Supplied material
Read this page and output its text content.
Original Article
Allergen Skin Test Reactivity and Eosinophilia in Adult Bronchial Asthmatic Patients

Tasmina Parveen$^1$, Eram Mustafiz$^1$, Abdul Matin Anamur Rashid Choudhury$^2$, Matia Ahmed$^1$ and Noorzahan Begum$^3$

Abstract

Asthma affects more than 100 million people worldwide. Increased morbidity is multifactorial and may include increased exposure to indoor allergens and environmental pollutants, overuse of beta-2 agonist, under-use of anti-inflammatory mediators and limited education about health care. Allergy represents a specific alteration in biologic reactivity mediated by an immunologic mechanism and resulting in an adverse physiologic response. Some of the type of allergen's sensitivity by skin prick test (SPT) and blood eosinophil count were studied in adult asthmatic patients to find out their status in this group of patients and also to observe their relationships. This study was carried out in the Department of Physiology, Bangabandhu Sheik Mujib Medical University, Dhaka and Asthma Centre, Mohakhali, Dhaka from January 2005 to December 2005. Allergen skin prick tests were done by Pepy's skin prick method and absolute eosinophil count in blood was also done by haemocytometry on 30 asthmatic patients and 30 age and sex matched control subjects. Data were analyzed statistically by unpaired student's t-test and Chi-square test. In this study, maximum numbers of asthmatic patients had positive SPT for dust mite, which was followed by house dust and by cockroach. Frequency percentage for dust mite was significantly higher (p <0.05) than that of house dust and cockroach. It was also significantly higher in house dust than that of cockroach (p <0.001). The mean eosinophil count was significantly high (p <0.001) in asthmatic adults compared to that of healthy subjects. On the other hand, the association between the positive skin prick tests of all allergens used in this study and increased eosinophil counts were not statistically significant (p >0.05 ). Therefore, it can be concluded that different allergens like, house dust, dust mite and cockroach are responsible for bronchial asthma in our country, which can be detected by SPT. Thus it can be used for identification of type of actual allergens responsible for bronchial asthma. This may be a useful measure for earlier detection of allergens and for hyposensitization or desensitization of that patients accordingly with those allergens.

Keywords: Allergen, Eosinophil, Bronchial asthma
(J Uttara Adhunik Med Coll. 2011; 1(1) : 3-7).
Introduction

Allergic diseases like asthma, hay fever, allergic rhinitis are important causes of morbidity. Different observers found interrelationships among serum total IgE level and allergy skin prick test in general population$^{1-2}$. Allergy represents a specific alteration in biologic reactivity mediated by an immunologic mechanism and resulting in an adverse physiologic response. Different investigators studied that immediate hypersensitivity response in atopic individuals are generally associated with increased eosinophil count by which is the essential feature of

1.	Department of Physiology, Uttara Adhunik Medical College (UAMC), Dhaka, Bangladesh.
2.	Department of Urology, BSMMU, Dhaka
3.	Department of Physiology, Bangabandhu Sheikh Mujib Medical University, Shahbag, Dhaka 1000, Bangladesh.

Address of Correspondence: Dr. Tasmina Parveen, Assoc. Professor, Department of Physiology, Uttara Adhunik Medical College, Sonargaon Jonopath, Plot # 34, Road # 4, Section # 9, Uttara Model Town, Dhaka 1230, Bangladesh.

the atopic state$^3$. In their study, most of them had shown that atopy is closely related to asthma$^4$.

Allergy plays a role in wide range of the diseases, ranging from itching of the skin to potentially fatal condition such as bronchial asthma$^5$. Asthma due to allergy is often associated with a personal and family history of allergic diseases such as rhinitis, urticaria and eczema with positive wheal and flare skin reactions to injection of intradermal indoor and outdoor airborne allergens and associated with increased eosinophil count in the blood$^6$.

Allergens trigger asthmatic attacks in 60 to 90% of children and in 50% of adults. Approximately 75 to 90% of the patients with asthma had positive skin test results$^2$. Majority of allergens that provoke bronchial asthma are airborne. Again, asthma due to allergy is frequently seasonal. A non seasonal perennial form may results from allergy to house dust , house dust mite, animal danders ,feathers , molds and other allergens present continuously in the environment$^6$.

Exercise instructions
Please output the complete set of records above without any alteration.

Written answer
Read this page and output its text content.
Original Article
Allergen Skin Test Reactivity and Eosinophilia in Adult Bronchial Asthmatic Patients

Tasmina Parveen$^1$, Eram Mustafiz$^1$, Abdul Matin Anamur Rashid Choudhury$^2$, Matia Ahmed$^1$ and Noorzahan Begum$^3$

Abstract

Asthma affects more than 100 million people worldwide. Increased morbidity is multifactorial and may include increased exposure to indoor allergens and environmental pollutants, overuse of beta-2 agonist, under-use of anti-inflammatory mediators and limited education about health care. Allergy represents a specific alteration in biologic reactivity mediated by an immunologic mechanism and resulting in an adverse physiologic response. Some of the type of allergen's sensitivity by skin prick test (SPT) and blood eosinophil count were studied in adult asthmatic patients to find out their status in this group of patients and also to observe their relationships. This study was carried out in the Department of Physiology, Bangabandhu Sheik Mujib Medical University, Dhaka and Asthma Centre, Mohakhali, Dhaka from January 2005 to December 2005. Allergen skin prick tests were done by Pepy's skin prick method and absolute eosinophil count in blood was also done by haemocytometry on 30 asthmatic patients and 30 age and sex matched control subjects. Data were analyzed statistically by unpaired student's t-test and Chi-square test. In this study, maximum numbers of asthmatic patients had positive SPT for dust mite, which was followed by house dust and by cockroach. Frequency percentage for dust mite was significantly higher (p <0.05) than that of house dust and cockroach. It was also significantly higher in house dust than that of cockroach (p <0.001). The mean eosinophil count was significantly high (p <0.001) in asthmatic adults compared to that of healthy subjects. On the other hand, the association between the positive skin prick tests of all allergens used in this study and increased eosinophil counts were not statistically significant (p >0.05 ). Therefore, it can be concluded that different allergens like, house dust, dust mite and cockroach are responsible for bronchial asthma in our country, which can be detected by SPT. Thus it can be used for identification of type of actual allergens responsible for bronchial asthma. This may be a useful measure for earlier detection of allergens and for hyposensitization or desensitization of that patients accordingly with those allergens.

Keywords: Allergen, Eosinophil, Bronchial asthma
(J Uttara Adhunik Med Coll. 2011; 1(1) : 3-7).
Introduction

Allergic diseases like asthma, hay fever, allergic rhinitis are important causes of morbidity. Different observers found interrelationships among serum total IgE level and allergy skin prick test in general population$^{1-2}$. Allergy represents a specific alteration in biologic reactivity mediated by an immunologic mechanism and resulting in an adverse physiologic response. Different investigators studied that immediate hypersensitivity response in atopic individuals are generally associated with increased eosinophil count by which is the essential feature of

1.	Department of Physiology, Uttara Adhunik Medical College (UAMC), Dhaka, Bangladesh.
2.	Department of Urology, BSMMU, Dhaka
3.	Department of Physiology, Bangabandhu Sheikh Mujib Medical University, Shahbag, Dhaka 1000, Bangladesh.

Address of Correspondence: Dr. Tasmina Parveen, Assoc. Professor, Department of Physiology, Uttara Adhunik Medical College, Sonargaon Jonopath, Plot # 34, Road # 4, Section # 9, Uttara Model Town, Dhaka 1230, Bangladesh.

the atopic state$^3$. In their study, most of them had shown that atopy is closely related to asthma$^4$.

Allergy plays a role in wide range of the diseases, ranging from itching of the skin to potentially fatal condition such as bronchial asthma$^5$. Asthma due to allergy is often associated with a personal and family history of allergic diseases such as rhinitis, urticaria and eczema with positive wheal and flare skin reactions to injection of intradermal indoor and outdoor airborne allergens and associated with increased eosinophil count in the blood$^6$.

Allergens trigger asthmatic attacks in 60 to 90% of children and in 50% of adults. Approximately 75 to 90% of the patients with asthma had positive skin test results$^2$. Majority of allergens that provoke bronchial asthma are airborne. Again, asthma due to allergy is frequently seasonal. A non seasonal perennial form may results from allergy to house dust , house dust mite, animal danders ,feathers , molds and other allergens present continuously in the environment$^6$.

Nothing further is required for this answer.